- Goal -
Read through the records below and copy each line that uses the word "العروس".

- Extracted material -
-- Start --

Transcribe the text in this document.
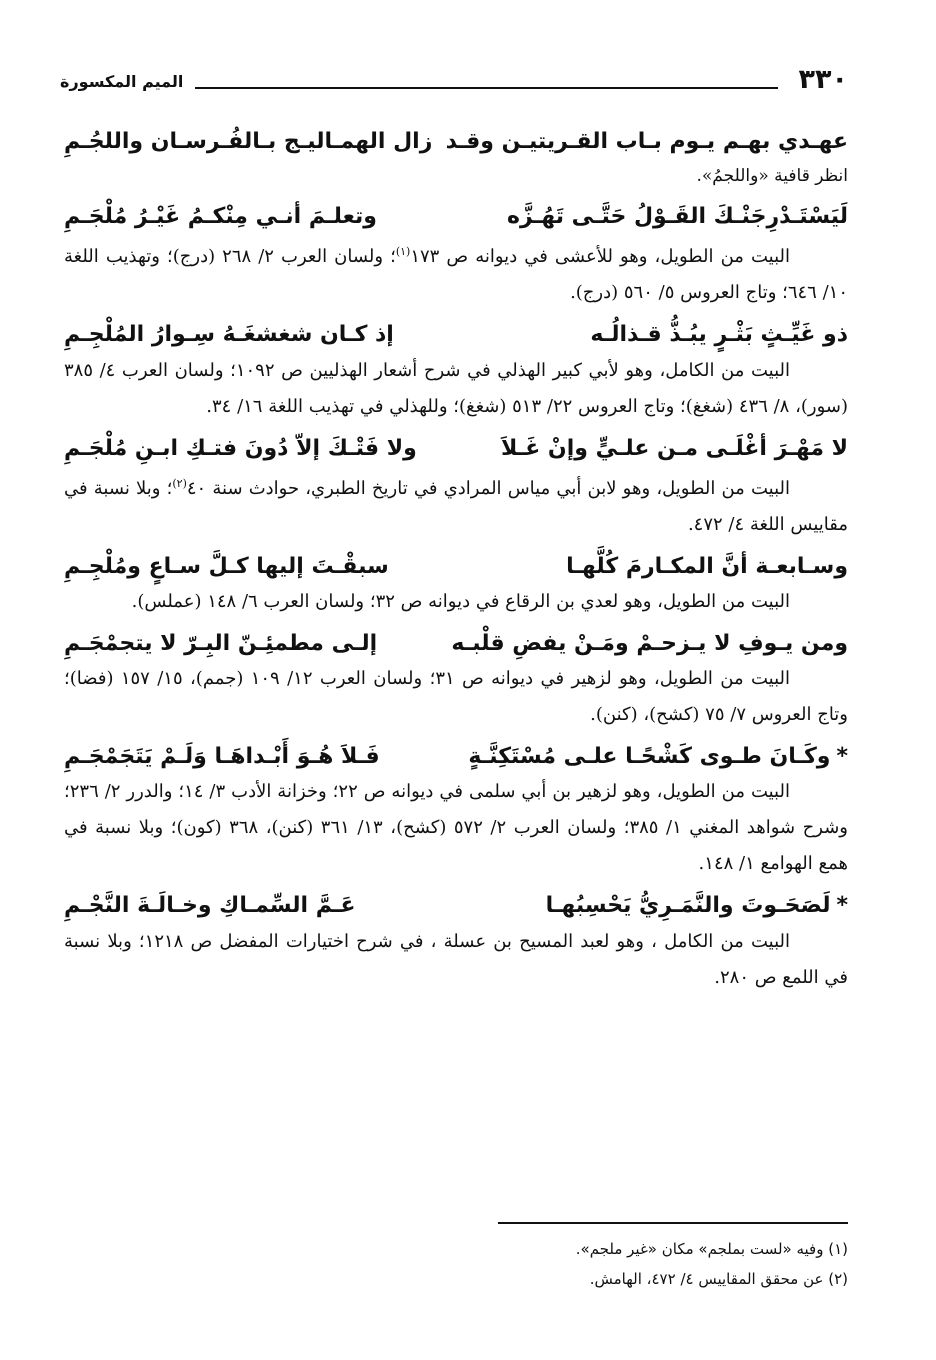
٣٣٠
الميم المكسورة
عهـدي بهـم يـوم بـاب القـريتيـن وقـد
زال الهمـاليـج بـالفُـرسـان واللجُـمِ

انظر قافية «واللجمُ».

لَيَسْتَـدْرِجَنْـكَ القَـوْلُ حَتَّـى تَهُـزَّه
وتعلـمَ أنـي مِنْكـمُ غَيْـرُ مُلْجَـمِ

البيت من الطويل، وهو للأعشى في ديوانه ص ١٧٣$^{(١)}$؛ ولسان العرب ٢/ ٢٦٨ (درج)؛ وتهذيب اللغة ١٠/ ٦٤٦؛ وتاج العروس ٥/ ٥٦٠ (درج).

ذو غَيِّـثٍ بَثْـرٍ يبُـذُّ قـذالُـه
إذ كـان شغشغَـهُ سِـوارُ المُلْجِـمِ

البيت من الكامل، وهو لأبي كبير الهذلي في شرح أشعار الهذليين ص ١٠٩٢؛ ولسان العرب ٤/ ٣٨٥ (سور)، ٨/ ٤٣٦ (شغغ)؛ وتاج العروس ٢٢/ ٥١٣ (شغغ)؛ وللهذلي في تهذيب اللغة ١٦/ ٣٤.

لا مَهْـرَ أغْلَـى مـن علـيٍّ وإنْ غَـلاَ
ولا فَتْـكَ إلاّ دُونَ فتـكِ ابـنِ مُلْجَـمِ

البيت من الطويل، وهو لابن أبي مياس المرادي في تاريخ الطبري، حوادث سنة ٤٠$^{(٢)}$؛ وبلا نسبة في مقاييس اللغة ٤/ ٤٧٢.

وسـابعـة أنَّ المكـارمَ كُلَّهـا
سبقْـتَ إليها كـلَّ سـاعٍ ومُلْجِـمِ

البيت من الطويل، وهو لعدي بن الرقاع في ديوانه ص ٣٢؛ ولسان العرب ٦/ ١٤٨ (عملس).

ومن يـوفِ لا يـزحـمْ ومَـنْ يفضِ قلْبـه
إلـى مطمئِـنّ البِـرّ لا يتجمْجَـمِ

البيت من الطويل، وهو لزهير في ديوانه ص ٣١؛ ولسان العرب ١٢/ ١٠٩ (جمم)، ١٥/ ١٥٧ (فضا)؛ وتاج العروس ٧/ ٧٥ (كشح)، (كنن).

*وكَـانَ طـوى كَشْحًـا علـى مُسْتَكِنَّـةٍ
فَـلاَ هُـوَ أَبْـداهَـا وَلَـمْ يَتَجَمْجَـمِ

البيت من الطويل، وهو لزهير بن أبي سلمى في ديوانه ص ٢٢؛ وخزانة الأدب ٣/ ١٤؛ والدرر ٢/ ٢٣٦؛ وشرح شواهد المغني ١/ ٣٨٥؛ ولسان العرب ٢/ ٥٧٢ (كشح)، ١٣/ ٣٦١ (كنن)، ٣٦٨ (كون)؛ وبلا نسبة في همع الهوامع ١/ ١٤٨.

*لَصَحَـوتَ والنَّمَـرِيُّ يَحْسِبُهـا
عَـمَّ السِّمـاكِ وخـالَـةَ النَّجْـمِ

البيت من الكامل ، وهو لعبد المسيح بن عسلة ، في شرح اختيارات المفضل ص ١٢١٨؛ وبلا نسبة في اللمع ص ٢٨٠.

(١) وفيه «لست بملجم» مكان «غير ملجم».

(٢) عن محقق المقاييس ٤/ ٤٧٢، الهامش.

-- End --

- Answer for the task -
البيت من الطويل، وهو للأعشى في ديوانه ص ١٧٣$^{(١)}$؛ ولسان العرب ٢/ ٢٦٨ (درج)؛ وتهذيب اللغة ١٠/ ٦٤٦؛ وتاج العروس ٥/ ٥٦٠ (درج).
البيت من الكامل، وهو لأبي كبير الهذلي في شرح أشعار الهذليين ص ١٠٩٢؛ ولسان العرب ٤/ ٣٨٥ (سور)، ٨/ ٤٣٦ (شغغ)؛ وتاج العروس ٢٢/ ٥١٣ (شغغ)؛ وللهذلي في تهذيب اللغة ١٦/ ٣٤.
البيت من الطويل، وهو لزهير في ديوانه ص ٣١؛ ولسان العرب ١٢/ ١٠٩ (جمم)، ١٥/ ١٥٧ (فضا)؛ وتاج العروس ٧/ ٧٥ (كشح)، (كنن).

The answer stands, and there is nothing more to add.